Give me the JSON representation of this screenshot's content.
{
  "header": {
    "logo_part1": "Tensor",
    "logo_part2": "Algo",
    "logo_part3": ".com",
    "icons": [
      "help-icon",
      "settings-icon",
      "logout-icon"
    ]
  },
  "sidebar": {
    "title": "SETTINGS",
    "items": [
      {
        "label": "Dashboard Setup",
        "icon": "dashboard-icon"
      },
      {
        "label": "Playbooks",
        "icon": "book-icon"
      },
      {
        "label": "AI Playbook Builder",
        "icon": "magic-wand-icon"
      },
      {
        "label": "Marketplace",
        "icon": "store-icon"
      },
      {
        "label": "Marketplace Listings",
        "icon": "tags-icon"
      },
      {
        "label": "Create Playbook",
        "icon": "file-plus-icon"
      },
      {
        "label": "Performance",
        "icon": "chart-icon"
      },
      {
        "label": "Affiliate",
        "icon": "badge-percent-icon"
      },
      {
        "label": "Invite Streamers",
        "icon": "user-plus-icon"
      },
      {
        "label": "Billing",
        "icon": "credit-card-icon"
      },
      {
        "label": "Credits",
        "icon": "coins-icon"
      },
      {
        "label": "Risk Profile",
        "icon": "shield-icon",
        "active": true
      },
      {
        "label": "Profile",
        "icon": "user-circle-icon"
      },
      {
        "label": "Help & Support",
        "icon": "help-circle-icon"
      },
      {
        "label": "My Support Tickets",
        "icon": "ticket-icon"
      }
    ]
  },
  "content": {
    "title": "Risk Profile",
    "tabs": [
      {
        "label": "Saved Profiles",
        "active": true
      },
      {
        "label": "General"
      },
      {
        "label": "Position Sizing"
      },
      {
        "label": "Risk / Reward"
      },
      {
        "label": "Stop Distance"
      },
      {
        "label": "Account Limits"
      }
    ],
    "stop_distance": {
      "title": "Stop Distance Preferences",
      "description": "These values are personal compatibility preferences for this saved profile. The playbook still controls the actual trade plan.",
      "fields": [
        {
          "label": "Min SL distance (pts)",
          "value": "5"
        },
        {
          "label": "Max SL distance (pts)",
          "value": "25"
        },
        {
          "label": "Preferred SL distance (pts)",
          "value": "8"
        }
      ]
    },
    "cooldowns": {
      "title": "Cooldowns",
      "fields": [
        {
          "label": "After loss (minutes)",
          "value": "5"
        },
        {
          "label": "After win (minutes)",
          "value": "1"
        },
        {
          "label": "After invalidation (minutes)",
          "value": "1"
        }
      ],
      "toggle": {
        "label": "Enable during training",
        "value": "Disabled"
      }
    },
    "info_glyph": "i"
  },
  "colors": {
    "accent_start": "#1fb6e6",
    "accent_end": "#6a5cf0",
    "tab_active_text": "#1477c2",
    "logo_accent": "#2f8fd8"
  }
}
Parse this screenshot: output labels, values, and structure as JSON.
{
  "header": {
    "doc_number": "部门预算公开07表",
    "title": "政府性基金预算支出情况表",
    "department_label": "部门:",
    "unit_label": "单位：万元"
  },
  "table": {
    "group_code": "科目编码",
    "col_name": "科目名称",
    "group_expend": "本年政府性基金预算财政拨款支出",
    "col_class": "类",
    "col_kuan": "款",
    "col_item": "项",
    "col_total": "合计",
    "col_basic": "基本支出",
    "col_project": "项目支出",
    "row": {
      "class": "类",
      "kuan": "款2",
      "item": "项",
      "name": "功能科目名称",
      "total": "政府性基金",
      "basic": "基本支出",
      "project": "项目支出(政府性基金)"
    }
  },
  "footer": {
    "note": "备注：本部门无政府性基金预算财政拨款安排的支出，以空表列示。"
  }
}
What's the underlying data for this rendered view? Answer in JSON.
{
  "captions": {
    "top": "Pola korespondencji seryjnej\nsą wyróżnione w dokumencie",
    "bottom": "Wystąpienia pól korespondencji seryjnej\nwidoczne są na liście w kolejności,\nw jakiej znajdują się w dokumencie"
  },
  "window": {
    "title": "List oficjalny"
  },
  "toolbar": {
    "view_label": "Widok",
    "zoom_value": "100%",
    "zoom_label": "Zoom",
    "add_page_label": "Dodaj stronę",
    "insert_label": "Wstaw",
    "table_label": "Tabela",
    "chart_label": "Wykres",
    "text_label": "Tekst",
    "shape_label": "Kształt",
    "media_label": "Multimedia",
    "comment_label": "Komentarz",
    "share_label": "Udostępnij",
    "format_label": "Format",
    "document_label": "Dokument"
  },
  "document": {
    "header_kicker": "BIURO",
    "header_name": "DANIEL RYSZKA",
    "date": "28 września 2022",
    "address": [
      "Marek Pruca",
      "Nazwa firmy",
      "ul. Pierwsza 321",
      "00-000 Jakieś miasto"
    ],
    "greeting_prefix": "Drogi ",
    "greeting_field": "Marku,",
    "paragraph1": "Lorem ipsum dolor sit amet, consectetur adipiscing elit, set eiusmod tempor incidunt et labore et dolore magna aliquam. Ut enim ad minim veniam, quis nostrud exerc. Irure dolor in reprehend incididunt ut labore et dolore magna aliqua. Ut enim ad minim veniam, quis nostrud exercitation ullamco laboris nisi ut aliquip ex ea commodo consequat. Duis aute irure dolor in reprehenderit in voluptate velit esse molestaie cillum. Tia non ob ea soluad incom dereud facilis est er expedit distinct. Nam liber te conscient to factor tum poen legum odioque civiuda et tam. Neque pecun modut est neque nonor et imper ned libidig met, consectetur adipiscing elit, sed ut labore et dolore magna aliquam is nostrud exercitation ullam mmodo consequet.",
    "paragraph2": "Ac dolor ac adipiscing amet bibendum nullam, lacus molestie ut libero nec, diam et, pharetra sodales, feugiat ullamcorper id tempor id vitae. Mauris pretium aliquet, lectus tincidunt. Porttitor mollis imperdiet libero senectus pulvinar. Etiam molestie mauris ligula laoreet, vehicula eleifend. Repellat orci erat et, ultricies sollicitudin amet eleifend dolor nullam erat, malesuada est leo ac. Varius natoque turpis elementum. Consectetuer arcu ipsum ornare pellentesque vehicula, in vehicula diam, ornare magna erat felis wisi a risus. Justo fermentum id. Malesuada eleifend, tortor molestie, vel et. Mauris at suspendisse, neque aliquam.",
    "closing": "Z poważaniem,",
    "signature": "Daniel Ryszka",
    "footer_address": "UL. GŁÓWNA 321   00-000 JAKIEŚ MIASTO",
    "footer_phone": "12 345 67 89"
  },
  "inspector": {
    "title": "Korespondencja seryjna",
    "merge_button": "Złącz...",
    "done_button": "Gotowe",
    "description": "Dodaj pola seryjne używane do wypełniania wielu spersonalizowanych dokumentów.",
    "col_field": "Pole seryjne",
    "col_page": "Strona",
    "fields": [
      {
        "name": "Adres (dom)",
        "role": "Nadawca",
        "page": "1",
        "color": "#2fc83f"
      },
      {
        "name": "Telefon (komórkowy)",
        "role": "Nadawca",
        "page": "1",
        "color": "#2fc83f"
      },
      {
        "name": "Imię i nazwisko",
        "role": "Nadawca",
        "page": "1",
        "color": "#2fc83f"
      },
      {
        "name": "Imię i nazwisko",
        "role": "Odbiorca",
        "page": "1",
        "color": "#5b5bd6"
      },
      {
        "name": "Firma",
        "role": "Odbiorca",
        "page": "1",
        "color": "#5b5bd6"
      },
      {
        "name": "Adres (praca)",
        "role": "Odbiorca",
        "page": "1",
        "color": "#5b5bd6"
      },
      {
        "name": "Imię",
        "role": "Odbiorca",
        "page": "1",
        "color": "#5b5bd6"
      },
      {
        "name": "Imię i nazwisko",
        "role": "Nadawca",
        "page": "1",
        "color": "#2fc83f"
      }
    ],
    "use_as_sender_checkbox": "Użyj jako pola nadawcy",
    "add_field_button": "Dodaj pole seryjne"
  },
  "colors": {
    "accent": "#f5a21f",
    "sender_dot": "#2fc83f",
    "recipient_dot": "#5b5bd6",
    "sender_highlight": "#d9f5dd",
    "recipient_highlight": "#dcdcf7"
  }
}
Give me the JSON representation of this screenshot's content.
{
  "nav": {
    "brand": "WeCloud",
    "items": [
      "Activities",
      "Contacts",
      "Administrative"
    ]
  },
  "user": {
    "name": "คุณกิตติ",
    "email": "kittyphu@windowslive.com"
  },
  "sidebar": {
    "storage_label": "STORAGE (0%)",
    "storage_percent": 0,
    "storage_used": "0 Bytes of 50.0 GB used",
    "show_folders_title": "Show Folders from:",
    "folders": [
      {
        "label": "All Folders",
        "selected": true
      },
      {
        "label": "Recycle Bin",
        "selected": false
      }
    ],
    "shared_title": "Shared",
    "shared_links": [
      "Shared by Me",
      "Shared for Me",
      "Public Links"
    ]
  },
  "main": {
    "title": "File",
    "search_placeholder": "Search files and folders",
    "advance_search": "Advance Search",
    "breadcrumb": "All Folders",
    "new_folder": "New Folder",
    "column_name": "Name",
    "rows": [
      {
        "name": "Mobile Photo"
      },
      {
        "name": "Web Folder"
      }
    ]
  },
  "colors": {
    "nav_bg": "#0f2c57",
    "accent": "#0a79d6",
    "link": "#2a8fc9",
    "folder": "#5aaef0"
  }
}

• Short problem:
Reproduce each line holding the word "korespondencji".

• Expected answer:
    "top": "Pola korespondencji seryjnej\nsą wyróżnione w dokumencie",
    "bottom": "Wystąpienia pól korespondencji seryjnej\nwidoczne są na liście w kolejności,\nw jakiej znajdują się w dokumencie"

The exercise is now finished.